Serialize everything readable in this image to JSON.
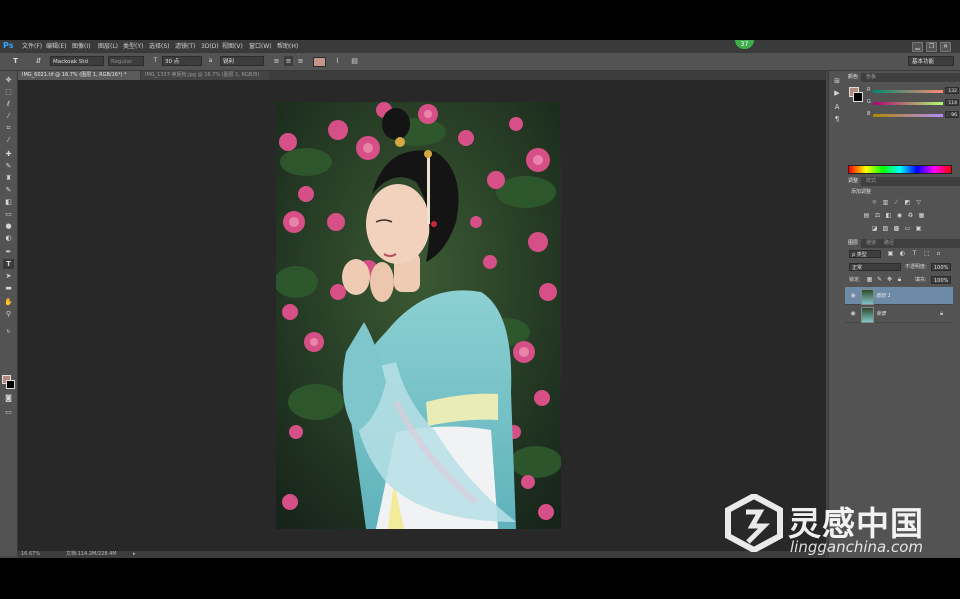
{
  "menubar": {
    "logo": "Ps",
    "items": [
      "文件(F)",
      "编辑(E)",
      "图像(I)",
      "图层(L)",
      "类型(Y)",
      "选择(S)",
      "滤镜(T)",
      "3D(D)",
      "视图(V)",
      "窗口(W)",
      "帮助(H)"
    ],
    "badge": "37",
    "window_controls": [
      "▁",
      "❐",
      "✕"
    ]
  },
  "options": {
    "tool_icon": "T",
    "font_family": "Mackoak Std",
    "font_style": "Regular",
    "font_size": "30 点",
    "aa_label": "a",
    "aa_mode": "锐利",
    "text_color": "#c2948a",
    "workspace": "基本功能"
  },
  "tabs": [
    {
      "label": "IMG_6021.tif @ 16.7% (图层 1, RGB/16*) *",
      "active": true
    },
    {
      "label": "IMG_1337-焦距粉.jpg @ 16.7% (图层 1, RGB/8)",
      "active": false
    }
  ],
  "status": {
    "zoom": "16.67%",
    "doc_size": "文档:114.2M/228.4M"
  },
  "color_panel": {
    "tabs": [
      "颜色",
      "色板"
    ],
    "channels": [
      {
        "label": "R",
        "value": "132"
      },
      {
        "label": "G",
        "value": "114"
      },
      {
        "label": "B",
        "value": "96"
      }
    ],
    "foreground": "#b08a7e"
  },
  "adjust_panel": {
    "tabs": [
      "调整",
      "样式"
    ],
    "title": "添加调整"
  },
  "layers_panel": {
    "tabs": [
      "图层",
      "通道",
      "路径"
    ],
    "filter": "ρ 类型",
    "blend_mode": "正常",
    "opacity_label": "不透明度:",
    "opacity": "100%",
    "lock_label": "锁定:",
    "fill_label": "填充:",
    "fill": "100%",
    "layers": [
      {
        "name": "图层 1",
        "selected": true,
        "locked": false
      },
      {
        "name": "背景",
        "selected": false,
        "locked": true
      }
    ]
  },
  "watermark": {
    "cn": "灵感中国",
    "en": "lingganchina.com"
  }
}
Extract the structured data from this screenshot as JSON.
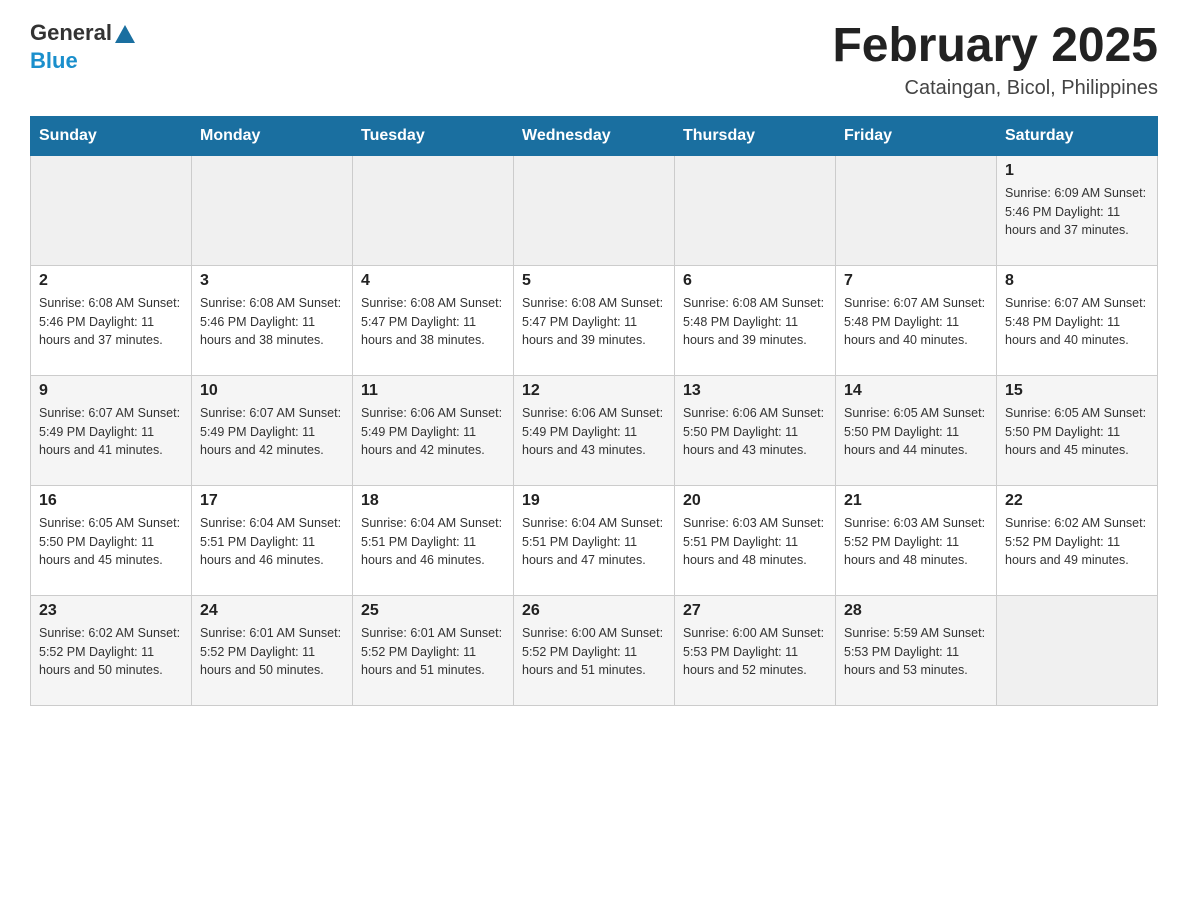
{
  "header": {
    "logo": {
      "general": "General",
      "blue": "Blue"
    },
    "title": "February 2025",
    "location": "Cataingan, Bicol, Philippines"
  },
  "days_of_week": [
    "Sunday",
    "Monday",
    "Tuesday",
    "Wednesday",
    "Thursday",
    "Friday",
    "Saturday"
  ],
  "weeks": [
    [
      {
        "day": "",
        "info": ""
      },
      {
        "day": "",
        "info": ""
      },
      {
        "day": "",
        "info": ""
      },
      {
        "day": "",
        "info": ""
      },
      {
        "day": "",
        "info": ""
      },
      {
        "day": "",
        "info": ""
      },
      {
        "day": "1",
        "info": "Sunrise: 6:09 AM\nSunset: 5:46 PM\nDaylight: 11 hours and 37 minutes."
      }
    ],
    [
      {
        "day": "2",
        "info": "Sunrise: 6:08 AM\nSunset: 5:46 PM\nDaylight: 11 hours and 37 minutes."
      },
      {
        "day": "3",
        "info": "Sunrise: 6:08 AM\nSunset: 5:46 PM\nDaylight: 11 hours and 38 minutes."
      },
      {
        "day": "4",
        "info": "Sunrise: 6:08 AM\nSunset: 5:47 PM\nDaylight: 11 hours and 38 minutes."
      },
      {
        "day": "5",
        "info": "Sunrise: 6:08 AM\nSunset: 5:47 PM\nDaylight: 11 hours and 39 minutes."
      },
      {
        "day": "6",
        "info": "Sunrise: 6:08 AM\nSunset: 5:48 PM\nDaylight: 11 hours and 39 minutes."
      },
      {
        "day": "7",
        "info": "Sunrise: 6:07 AM\nSunset: 5:48 PM\nDaylight: 11 hours and 40 minutes."
      },
      {
        "day": "8",
        "info": "Sunrise: 6:07 AM\nSunset: 5:48 PM\nDaylight: 11 hours and 40 minutes."
      }
    ],
    [
      {
        "day": "9",
        "info": "Sunrise: 6:07 AM\nSunset: 5:49 PM\nDaylight: 11 hours and 41 minutes."
      },
      {
        "day": "10",
        "info": "Sunrise: 6:07 AM\nSunset: 5:49 PM\nDaylight: 11 hours and 42 minutes."
      },
      {
        "day": "11",
        "info": "Sunrise: 6:06 AM\nSunset: 5:49 PM\nDaylight: 11 hours and 42 minutes."
      },
      {
        "day": "12",
        "info": "Sunrise: 6:06 AM\nSunset: 5:49 PM\nDaylight: 11 hours and 43 minutes."
      },
      {
        "day": "13",
        "info": "Sunrise: 6:06 AM\nSunset: 5:50 PM\nDaylight: 11 hours and 43 minutes."
      },
      {
        "day": "14",
        "info": "Sunrise: 6:05 AM\nSunset: 5:50 PM\nDaylight: 11 hours and 44 minutes."
      },
      {
        "day": "15",
        "info": "Sunrise: 6:05 AM\nSunset: 5:50 PM\nDaylight: 11 hours and 45 minutes."
      }
    ],
    [
      {
        "day": "16",
        "info": "Sunrise: 6:05 AM\nSunset: 5:50 PM\nDaylight: 11 hours and 45 minutes."
      },
      {
        "day": "17",
        "info": "Sunrise: 6:04 AM\nSunset: 5:51 PM\nDaylight: 11 hours and 46 minutes."
      },
      {
        "day": "18",
        "info": "Sunrise: 6:04 AM\nSunset: 5:51 PM\nDaylight: 11 hours and 46 minutes."
      },
      {
        "day": "19",
        "info": "Sunrise: 6:04 AM\nSunset: 5:51 PM\nDaylight: 11 hours and 47 minutes."
      },
      {
        "day": "20",
        "info": "Sunrise: 6:03 AM\nSunset: 5:51 PM\nDaylight: 11 hours and 48 minutes."
      },
      {
        "day": "21",
        "info": "Sunrise: 6:03 AM\nSunset: 5:52 PM\nDaylight: 11 hours and 48 minutes."
      },
      {
        "day": "22",
        "info": "Sunrise: 6:02 AM\nSunset: 5:52 PM\nDaylight: 11 hours and 49 minutes."
      }
    ],
    [
      {
        "day": "23",
        "info": "Sunrise: 6:02 AM\nSunset: 5:52 PM\nDaylight: 11 hours and 50 minutes."
      },
      {
        "day": "24",
        "info": "Sunrise: 6:01 AM\nSunset: 5:52 PM\nDaylight: 11 hours and 50 minutes."
      },
      {
        "day": "25",
        "info": "Sunrise: 6:01 AM\nSunset: 5:52 PM\nDaylight: 11 hours and 51 minutes."
      },
      {
        "day": "26",
        "info": "Sunrise: 6:00 AM\nSunset: 5:52 PM\nDaylight: 11 hours and 51 minutes."
      },
      {
        "day": "27",
        "info": "Sunrise: 6:00 AM\nSunset: 5:53 PM\nDaylight: 11 hours and 52 minutes."
      },
      {
        "day": "28",
        "info": "Sunrise: 5:59 AM\nSunset: 5:53 PM\nDaylight: 11 hours and 53 minutes."
      },
      {
        "day": "",
        "info": ""
      }
    ]
  ]
}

------------------------------------------------------------------------

WHAT YOU ARE ASKED TO DO: Quote the records in their entirety, keeping the wording exact and excluding pictures.

THE RESULT:
Serialize everything readable in this image to JSON.
{
  "menubar": {
    "logo": "Ps",
    "items": [
      "文件(F)",
      "编辑(E)",
      "图像(I)",
      "图层(L)",
      "类型(Y)",
      "选择(S)",
      "滤镜(T)",
      "3D(D)",
      "视图(V)",
      "窗口(W)",
      "帮助(H)"
    ],
    "badge": "37",
    "window_controls": [
      "▁",
      "❐",
      "✕"
    ]
  },
  "options": {
    "tool_icon": "T",
    "font_family": "Mackoak Std",
    "font_style": "Regular",
    "font_size": "30 点",
    "aa_label": "a",
    "aa_mode": "锐利",
    "text_color": "#c2948a",
    "workspace": "基本功能"
  },
  "tabs": [
    {
      "label": "IMG_6021.tif @ 16.7% (图层 1, RGB/16*) *",
      "active": true
    },
    {
      "label": "IMG_1337-焦距粉.jpg @ 16.7% (图层 1, RGB/8)",
      "active": false
    }
  ],
  "status": {
    "zoom": "16.67%",
    "doc_size": "文档:114.2M/228.4M"
  },
  "color_panel": {
    "tabs": [
      "颜色",
      "色板"
    ],
    "channels": [
      {
        "label": "R",
        "value": "132"
      },
      {
        "label": "G",
        "value": "114"
      },
      {
        "label": "B",
        "value": "96"
      }
    ],
    "foreground": "#b08a7e"
  },
  "adjust_panel": {
    "tabs": [
      "调整",
      "样式"
    ],
    "title": "添加调整"
  },
  "layers_panel": {
    "tabs": [
      "图层",
      "通道",
      "路径"
    ],
    "filter": "ρ 类型",
    "blend_mode": "正常",
    "opacity_label": "不透明度:",
    "opacity": "100%",
    "lock_label": "锁定:",
    "fill_label": "填充:",
    "fill": "100%",
    "layers": [
      {
        "name": "图层 1",
        "selected": true,
        "locked": false
      },
      {
        "name": "背景",
        "selected": false,
        "locked": true
      }
    ]
  },
  "watermark": {
    "cn": "灵感中国",
    "en": "lingganchina.com"
  }
}
Extract the structured data from this screenshot as JSON.
{
  "header": {
    "logo": {
      "general": "General",
      "blue": "Blue"
    },
    "title": "February 2025",
    "location": "Cataingan, Bicol, Philippines"
  },
  "days_of_week": [
    "Sunday",
    "Monday",
    "Tuesday",
    "Wednesday",
    "Thursday",
    "Friday",
    "Saturday"
  ],
  "weeks": [
    [
      {
        "day": "",
        "info": ""
      },
      {
        "day": "",
        "info": ""
      },
      {
        "day": "",
        "info": ""
      },
      {
        "day": "",
        "info": ""
      },
      {
        "day": "",
        "info": ""
      },
      {
        "day": "",
        "info": ""
      },
      {
        "day": "1",
        "info": "Sunrise: 6:09 AM\nSunset: 5:46 PM\nDaylight: 11 hours and 37 minutes."
      }
    ],
    [
      {
        "day": "2",
        "info": "Sunrise: 6:08 AM\nSunset: 5:46 PM\nDaylight: 11 hours and 37 minutes."
      },
      {
        "day": "3",
        "info": "Sunrise: 6:08 AM\nSunset: 5:46 PM\nDaylight: 11 hours and 38 minutes."
      },
      {
        "day": "4",
        "info": "Sunrise: 6:08 AM\nSunset: 5:47 PM\nDaylight: 11 hours and 38 minutes."
      },
      {
        "day": "5",
        "info": "Sunrise: 6:08 AM\nSunset: 5:47 PM\nDaylight: 11 hours and 39 minutes."
      },
      {
        "day": "6",
        "info": "Sunrise: 6:08 AM\nSunset: 5:48 PM\nDaylight: 11 hours and 39 minutes."
      },
      {
        "day": "7",
        "info": "Sunrise: 6:07 AM\nSunset: 5:48 PM\nDaylight: 11 hours and 40 minutes."
      },
      {
        "day": "8",
        "info": "Sunrise: 6:07 AM\nSunset: 5:48 PM\nDaylight: 11 hours and 40 minutes."
      }
    ],
    [
      {
        "day": "9",
        "info": "Sunrise: 6:07 AM\nSunset: 5:49 PM\nDaylight: 11 hours and 41 minutes."
      },
      {
        "day": "10",
        "info": "Sunrise: 6:07 AM\nSunset: 5:49 PM\nDaylight: 11 hours and 42 minutes."
      },
      {
        "day": "11",
        "info": "Sunrise: 6:06 AM\nSunset: 5:49 PM\nDaylight: 11 hours and 42 minutes."
      },
      {
        "day": "12",
        "info": "Sunrise: 6:06 AM\nSunset: 5:49 PM\nDaylight: 11 hours and 43 minutes."
      },
      {
        "day": "13",
        "info": "Sunrise: 6:06 AM\nSunset: 5:50 PM\nDaylight: 11 hours and 43 minutes."
      },
      {
        "day": "14",
        "info": "Sunrise: 6:05 AM\nSunset: 5:50 PM\nDaylight: 11 hours and 44 minutes."
      },
      {
        "day": "15",
        "info": "Sunrise: 6:05 AM\nSunset: 5:50 PM\nDaylight: 11 hours and 45 minutes."
      }
    ],
    [
      {
        "day": "16",
        "info": "Sunrise: 6:05 AM\nSunset: 5:50 PM\nDaylight: 11 hours and 45 minutes."
      },
      {
        "day": "17",
        "info": "Sunrise: 6:04 AM\nSunset: 5:51 PM\nDaylight: 11 hours and 46 minutes."
      },
      {
        "day": "18",
        "info": "Sunrise: 6:04 AM\nSunset: 5:51 PM\nDaylight: 11 hours and 46 minutes."
      },
      {
        "day": "19",
        "info": "Sunrise: 6:04 AM\nSunset: 5:51 PM\nDaylight: 11 hours and 47 minutes."
      },
      {
        "day": "20",
        "info": "Sunrise: 6:03 AM\nSunset: 5:51 PM\nDaylight: 11 hours and 48 minutes."
      },
      {
        "day": "21",
        "info": "Sunrise: 6:03 AM\nSunset: 5:52 PM\nDaylight: 11 hours and 48 minutes."
      },
      {
        "day": "22",
        "info": "Sunrise: 6:02 AM\nSunset: 5:52 PM\nDaylight: 11 hours and 49 minutes."
      }
    ],
    [
      {
        "day": "23",
        "info": "Sunrise: 6:02 AM\nSunset: 5:52 PM\nDaylight: 11 hours and 50 minutes."
      },
      {
        "day": "24",
        "info": "Sunrise: 6:01 AM\nSunset: 5:52 PM\nDaylight: 11 hours and 50 minutes."
      },
      {
        "day": "25",
        "info": "Sunrise: 6:01 AM\nSunset: 5:52 PM\nDaylight: 11 hours and 51 minutes."
      },
      {
        "day": "26",
        "info": "Sunrise: 6:00 AM\nSunset: 5:52 PM\nDaylight: 11 hours and 51 minutes."
      },
      {
        "day": "27",
        "info": "Sunrise: 6:00 AM\nSunset: 5:53 PM\nDaylight: 11 hours and 52 minutes."
      },
      {
        "day": "28",
        "info": "Sunrise: 5:59 AM\nSunset: 5:53 PM\nDaylight: 11 hours and 53 minutes."
      },
      {
        "day": "",
        "info": ""
      }
    ]
  ]
}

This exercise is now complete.